_SHORT EXERCISE_
Pictures appear in the records below; write out everything else exactly.

(Collected data)

....

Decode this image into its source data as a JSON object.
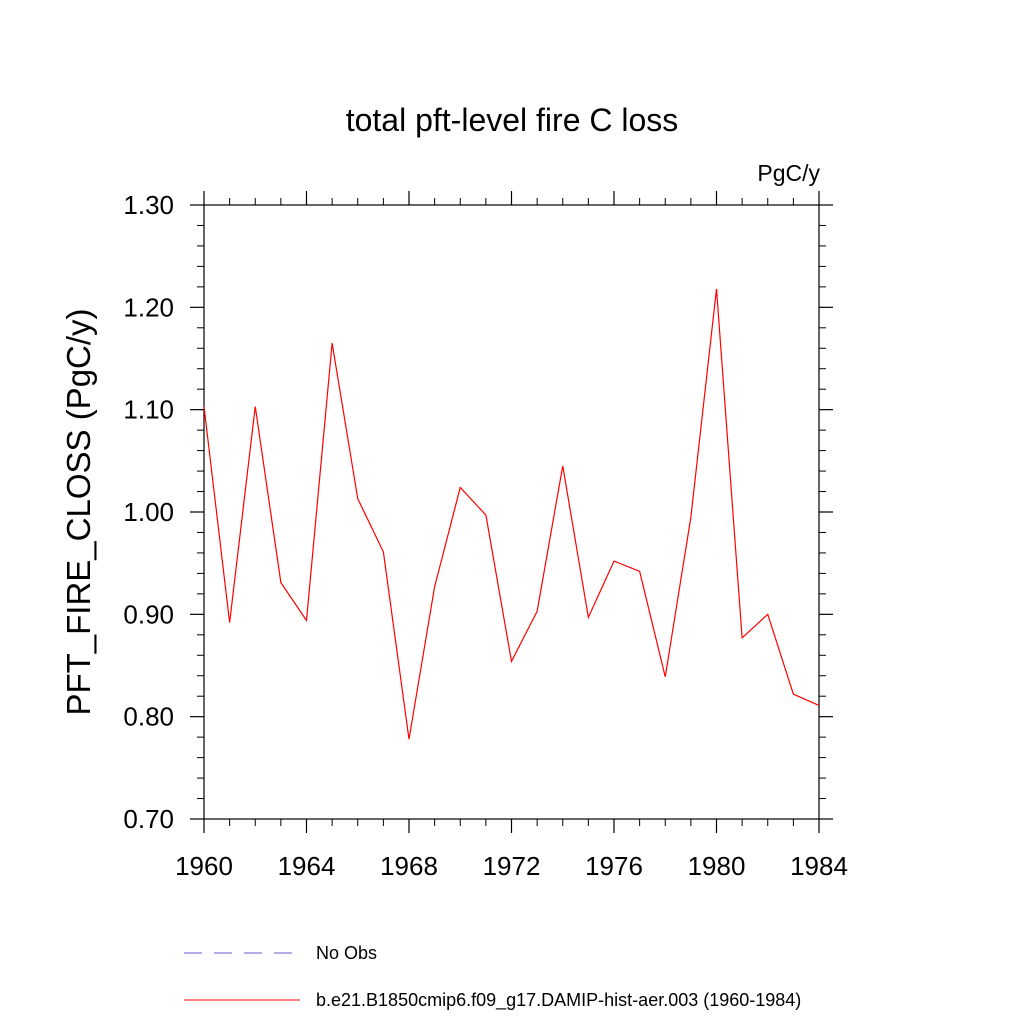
{
  "chart_data": {
    "type": "line",
    "title": "total pft-level fire C loss",
    "units": "PgC/y",
    "ylabel": "PFT_FIRE_CLOSS  (PgC/y)",
    "xlabel": "",
    "xlim": [
      1960,
      1984
    ],
    "ylim": [
      0.7,
      1.3
    ],
    "x_ticks": [
      1960,
      1964,
      1968,
      1972,
      1976,
      1980,
      1984
    ],
    "x_tick_labels": [
      "1960",
      "1964",
      "1968",
      "1972",
      "1976",
      "1980",
      "1984"
    ],
    "y_ticks": [
      0.7,
      0.8,
      0.9,
      1.0,
      1.1,
      1.2,
      1.3
    ],
    "y_tick_labels": [
      "0.70",
      "0.80",
      "0.90",
      "1.00",
      "1.10",
      "1.20",
      "1.30"
    ],
    "grid": false,
    "legend_position": "bottom",
    "x": [
      1960,
      1961,
      1962,
      1963,
      1964,
      1965,
      1966,
      1967,
      1968,
      1969,
      1970,
      1971,
      1972,
      1973,
      1974,
      1975,
      1976,
      1977,
      1978,
      1979,
      1980,
      1981,
      1982,
      1983,
      1984
    ],
    "series": [
      {
        "name": "b.e21.B1850cmip6.f09_g17.DAMIP-hist-aer.003 (1960-1984)",
        "color": "#ff0000",
        "style": "solid",
        "values": [
          1.103,
          0.892,
          1.103,
          0.931,
          0.894,
          1.165,
          1.013,
          0.961,
          0.778,
          0.927,
          1.024,
          0.997,
          0.854,
          0.903,
          1.045,
          0.897,
          0.952,
          0.942,
          0.839,
          0.995,
          1.218,
          0.877,
          0.9,
          0.822,
          0.811
        ]
      }
    ],
    "legend": [
      {
        "label": "No Obs",
        "color": "#6a5acd",
        "style": "dashed"
      },
      {
        "label": "b.e21.B1850cmip6.f09_g17.DAMIP-hist-aer.003 (1960-1984)",
        "color": "#ff0000",
        "style": "solid"
      }
    ]
  }
}
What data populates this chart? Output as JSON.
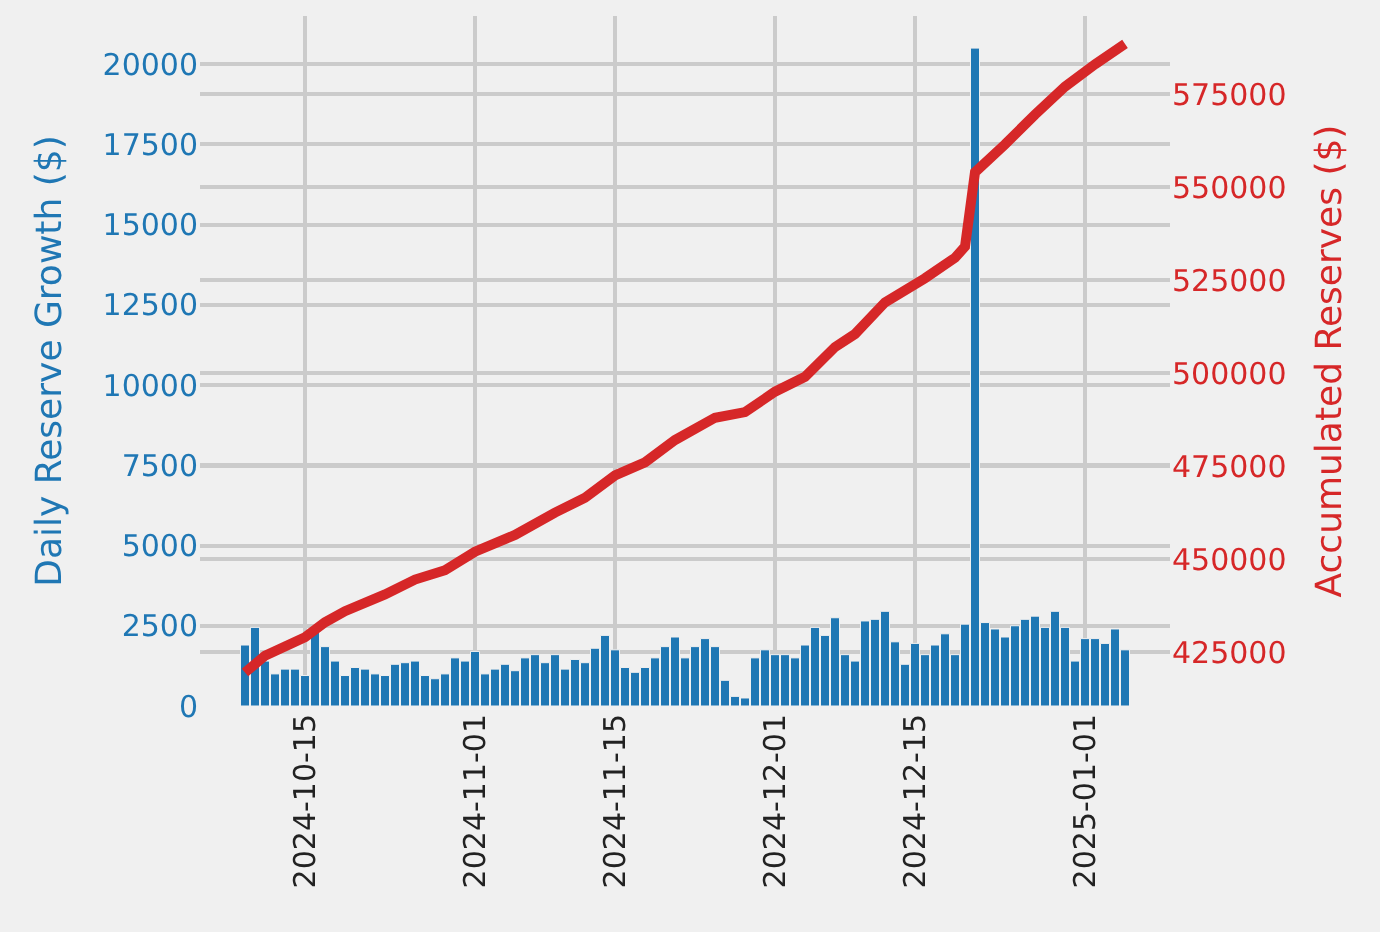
{
  "chart_data": {
    "type": "bar",
    "ylabel": "Daily Reserve Growth ($)",
    "y2label": "Accumulated Reserves ($)",
    "x": [
      "2024-10-09",
      "2024-10-10",
      "2024-10-11",
      "2024-10-12",
      "2024-10-13",
      "2024-10-14",
      "2024-10-15",
      "2024-10-16",
      "2024-10-17",
      "2024-10-18",
      "2024-10-19",
      "2024-10-20",
      "2024-10-21",
      "2024-10-22",
      "2024-10-23",
      "2024-10-24",
      "2024-10-25",
      "2024-10-26",
      "2024-10-27",
      "2024-10-28",
      "2024-10-29",
      "2024-10-30",
      "2024-10-31",
      "2024-11-01",
      "2024-11-02",
      "2024-11-03",
      "2024-11-04",
      "2024-11-05",
      "2024-11-06",
      "2024-11-07",
      "2024-11-08",
      "2024-11-09",
      "2024-11-10",
      "2024-11-11",
      "2024-11-12",
      "2024-11-13",
      "2024-11-14",
      "2024-11-15",
      "2024-11-16",
      "2024-11-17",
      "2024-11-18",
      "2024-11-19",
      "2024-11-20",
      "2024-11-21",
      "2024-11-22",
      "2024-11-23",
      "2024-11-24",
      "2024-11-25",
      "2024-11-26",
      "2024-11-27",
      "2024-11-28",
      "2024-11-29",
      "2024-11-30",
      "2024-12-01",
      "2024-12-02",
      "2024-12-03",
      "2024-12-04",
      "2024-12-05",
      "2024-12-06",
      "2024-12-07",
      "2024-12-08",
      "2024-12-09",
      "2024-12-10",
      "2024-12-11",
      "2024-12-12",
      "2024-12-13",
      "2024-12-14",
      "2024-12-15",
      "2024-12-16",
      "2024-12-17",
      "2024-12-18",
      "2024-12-19",
      "2024-12-20",
      "2024-12-21",
      "2024-12-22",
      "2024-12-23",
      "2024-12-24",
      "2024-12-25",
      "2024-12-26",
      "2024-12-27",
      "2024-12-28",
      "2024-12-29",
      "2024-12-30",
      "2024-12-31",
      "2025-01-01",
      "2025-01-02",
      "2025-01-03",
      "2025-01-04",
      "2025-01-05"
    ],
    "series": [
      {
        "color": "#1f77b4",
        "values": [
          1900,
          2450,
          1400,
          1000,
          1150,
          1150,
          950,
          2400,
          1850,
          1400,
          950,
          1200,
          1150,
          1000,
          950,
          1300,
          1350,
          1400,
          950,
          850,
          1000,
          1500,
          1400,
          1700,
          1000,
          1150,
          1300,
          1100,
          1500,
          1600,
          1350,
          1600,
          1150,
          1450,
          1350,
          1800,
          2200,
          1750,
          1200,
          1050,
          1200,
          1500,
          1850,
          2150,
          1500,
          1850,
          2100,
          1850,
          800,
          300,
          250,
          1500,
          1750,
          1600,
          1600,
          1500,
          1900,
          2450,
          2200,
          2750,
          1600,
          1400,
          2650,
          2700,
          2950,
          2000,
          1300,
          1950,
          1600,
          1900,
          2250,
          1600,
          2550,
          20500,
          2600,
          2400,
          2150,
          2500,
          2700,
          2800,
          2450,
          2950,
          2450,
          1400,
          2100,
          2100,
          1950,
          2400,
          1750
        ]
      },
      {
        "type": "line",
        "axis": "y2",
        "color": "#d62728",
        "x": [
          "2024-10-09",
          "2024-10-11",
          "2024-10-15",
          "2024-10-17",
          "2024-10-19",
          "2024-10-23",
          "2024-10-26",
          "2024-10-29",
          "2024-11-01",
          "2024-11-05",
          "2024-11-09",
          "2024-11-12",
          "2024-11-15",
          "2024-11-18",
          "2024-11-21",
          "2024-11-25",
          "2024-11-28",
          "2024-12-01",
          "2024-12-04",
          "2024-12-07",
          "2024-12-09",
          "2024-12-12",
          "2024-12-16",
          "2024-12-19",
          "2024-12-20",
          "2024-12-21",
          "2024-12-24",
          "2024-12-27",
          "2024-12-30",
          "2025-01-02",
          "2025-01-05"
        ],
        "values": [
          419500,
          424000,
          429000,
          433000,
          436000,
          440500,
          444500,
          447000,
          452000,
          456500,
          462500,
          466500,
          472500,
          476000,
          482000,
          488000,
          489500,
          495000,
          499000,
          507000,
          510500,
          519000,
          525500,
          531000,
          534000,
          554000,
          561500,
          569500,
          577000,
          583000,
          588500
        ]
      }
    ],
    "xlim": [
      "2024-10-04T12:00",
      "2025-01-09T12:00"
    ],
    "xticks": [
      "2024-10-15",
      "2024-11-01",
      "2024-11-15",
      "2024-12-01",
      "2024-12-15",
      "2025-01-01"
    ],
    "ylim": [
      0,
      21500
    ],
    "yticks": [
      0,
      2500,
      5000,
      7500,
      10000,
      12500,
      15000,
      17500,
      20000
    ],
    "y2lim": [
      410500,
      596000
    ],
    "y2ticks": [
      425000,
      450000,
      475000,
      500000,
      525000,
      550000,
      575000
    ],
    "grid": true
  }
}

....

_ANSWER TO THIS PROBLEM_
Decode this image into its source data as a JSON object.
{
  "chart_data": {
    "type": "line",
    "title": "total pft-level fire C loss",
    "units": "PgC/y",
    "ylabel": "PFT_FIRE_CLOSS  (PgC/y)",
    "xlabel": "",
    "xlim": [
      1960,
      1984
    ],
    "ylim": [
      0.7,
      1.3
    ],
    "x_ticks": [
      1960,
      1964,
      1968,
      1972,
      1976,
      1980,
      1984
    ],
    "x_tick_labels": [
      "1960",
      "1964",
      "1968",
      "1972",
      "1976",
      "1980",
      "1984"
    ],
    "y_ticks": [
      0.7,
      0.8,
      0.9,
      1.0,
      1.1,
      1.2,
      1.3
    ],
    "y_tick_labels": [
      "0.70",
      "0.80",
      "0.90",
      "1.00",
      "1.10",
      "1.20",
      "1.30"
    ],
    "grid": false,
    "legend_position": "bottom",
    "x": [
      1960,
      1961,
      1962,
      1963,
      1964,
      1965,
      1966,
      1967,
      1968,
      1969,
      1970,
      1971,
      1972,
      1973,
      1974,
      1975,
      1976,
      1977,
      1978,
      1979,
      1980,
      1981,
      1982,
      1983,
      1984
    ],
    "series": [
      {
        "name": "b.e21.B1850cmip6.f09_g17.DAMIP-hist-aer.003 (1960-1984)",
        "color": "#ff0000",
        "style": "solid",
        "values": [
          1.103,
          0.892,
          1.103,
          0.931,
          0.894,
          1.165,
          1.013,
          0.961,
          0.778,
          0.927,
          1.024,
          0.997,
          0.854,
          0.903,
          1.045,
          0.897,
          0.952,
          0.942,
          0.839,
          0.995,
          1.218,
          0.877,
          0.9,
          0.822,
          0.811
        ]
      }
    ],
    "legend": [
      {
        "label": "No Obs",
        "color": "#6a5acd",
        "style": "dashed"
      },
      {
        "label": "b.e21.B1850cmip6.f09_g17.DAMIP-hist-aer.003 (1960-1984)",
        "color": "#ff0000",
        "style": "solid"
      }
    ]
  }
}
What data populates this chart? Output as JSON.
{
  "chart_data": {
    "type": "bar",
    "ylabel": "Daily Reserve Growth ($)",
    "y2label": "Accumulated Reserves ($)",
    "x": [
      "2024-10-09",
      "2024-10-10",
      "2024-10-11",
      "2024-10-12",
      "2024-10-13",
      "2024-10-14",
      "2024-10-15",
      "2024-10-16",
      "2024-10-17",
      "2024-10-18",
      "2024-10-19",
      "2024-10-20",
      "2024-10-21",
      "2024-10-22",
      "2024-10-23",
      "2024-10-24",
      "2024-10-25",
      "2024-10-26",
      "2024-10-27",
      "2024-10-28",
      "2024-10-29",
      "2024-10-30",
      "2024-10-31",
      "2024-11-01",
      "2024-11-02",
      "2024-11-03",
      "2024-11-04",
      "2024-11-05",
      "2024-11-06",
      "2024-11-07",
      "2024-11-08",
      "2024-11-09",
      "2024-11-10",
      "2024-11-11",
      "2024-11-12",
      "2024-11-13",
      "2024-11-14",
      "2024-11-15",
      "2024-11-16",
      "2024-11-17",
      "2024-11-18",
      "2024-11-19",
      "2024-11-20",
      "2024-11-21",
      "2024-11-22",
      "2024-11-23",
      "2024-11-24",
      "2024-11-25",
      "2024-11-26",
      "2024-11-27",
      "2024-11-28",
      "2024-11-29",
      "2024-11-30",
      "2024-12-01",
      "2024-12-02",
      "2024-12-03",
      "2024-12-04",
      "2024-12-05",
      "2024-12-06",
      "2024-12-07",
      "2024-12-08",
      "2024-12-09",
      "2024-12-10",
      "2024-12-11",
      "2024-12-12",
      "2024-12-13",
      "2024-12-14",
      "2024-12-15",
      "2024-12-16",
      "2024-12-17",
      "2024-12-18",
      "2024-12-19",
      "2024-12-20",
      "2024-12-21",
      "2024-12-22",
      "2024-12-23",
      "2024-12-24",
      "2024-12-25",
      "2024-12-26",
      "2024-12-27",
      "2024-12-28",
      "2024-12-29",
      "2024-12-30",
      "2024-12-31",
      "2025-01-01",
      "2025-01-02",
      "2025-01-03",
      "2025-01-04",
      "2025-01-05"
    ],
    "series": [
      {
        "color": "#1f77b4",
        "values": [
          1900,
          2450,
          1400,
          1000,
          1150,
          1150,
          950,
          2400,
          1850,
          1400,
          950,
          1200,
          1150,
          1000,
          950,
          1300,
          1350,
          1400,
          950,
          850,
          1000,
          1500,
          1400,
          1700,
          1000,
          1150,
          1300,
          1100,
          1500,
          1600,
          1350,
          1600,
          1150,
          1450,
          1350,
          1800,
          2200,
          1750,
          1200,
          1050,
          1200,
          1500,
          1850,
          2150,
          1500,
          1850,
          2100,
          1850,
          800,
          300,
          250,
          1500,
          1750,
          1600,
          1600,
          1500,
          1900,
          2450,
          2200,
          2750,
          1600,
          1400,
          2650,
          2700,
          2950,
          2000,
          1300,
          1950,
          1600,
          1900,
          2250,
          1600,
          2550,
          20500,
          2600,
          2400,
          2150,
          2500,
          2700,
          2800,
          2450,
          2950,
          2450,
          1400,
          2100,
          2100,
          1950,
          2400,
          1750
        ]
      },
      {
        "type": "line",
        "axis": "y2",
        "color": "#d62728",
        "x": [
          "2024-10-09",
          "2024-10-11",
          "2024-10-15",
          "2024-10-17",
          "2024-10-19",
          "2024-10-23",
          "2024-10-26",
          "2024-10-29",
          "2024-11-01",
          "2024-11-05",
          "2024-11-09",
          "2024-11-12",
          "2024-11-15",
          "2024-11-18",
          "2024-11-21",
          "2024-11-25",
          "2024-11-28",
          "2024-12-01",
          "2024-12-04",
          "2024-12-07",
          "2024-12-09",
          "2024-12-12",
          "2024-12-16",
          "2024-12-19",
          "2024-12-20",
          "2024-12-21",
          "2024-12-24",
          "2024-12-27",
          "2024-12-30",
          "2025-01-02",
          "2025-01-05"
        ],
        "values": [
          419500,
          424000,
          429000,
          433000,
          436000,
          440500,
          444500,
          447000,
          452000,
          456500,
          462500,
          466500,
          472500,
          476000,
          482000,
          488000,
          489500,
          495000,
          499000,
          507000,
          510500,
          519000,
          525500,
          531000,
          534000,
          554000,
          561500,
          569500,
          577000,
          583000,
          588500
        ]
      }
    ],
    "xlim": [
      "2024-10-04T12:00",
      "2025-01-09T12:00"
    ],
    "xticks": [
      "2024-10-15",
      "2024-11-01",
      "2024-11-15",
      "2024-12-01",
      "2024-12-15",
      "2025-01-01"
    ],
    "ylim": [
      0,
      21500
    ],
    "yticks": [
      0,
      2500,
      5000,
      7500,
      10000,
      12500,
      15000,
      17500,
      20000
    ],
    "y2lim": [
      410500,
      596000
    ],
    "y2ticks": [
      425000,
      450000,
      475000,
      500000,
      525000,
      550000,
      575000
    ],
    "grid": true
  }
}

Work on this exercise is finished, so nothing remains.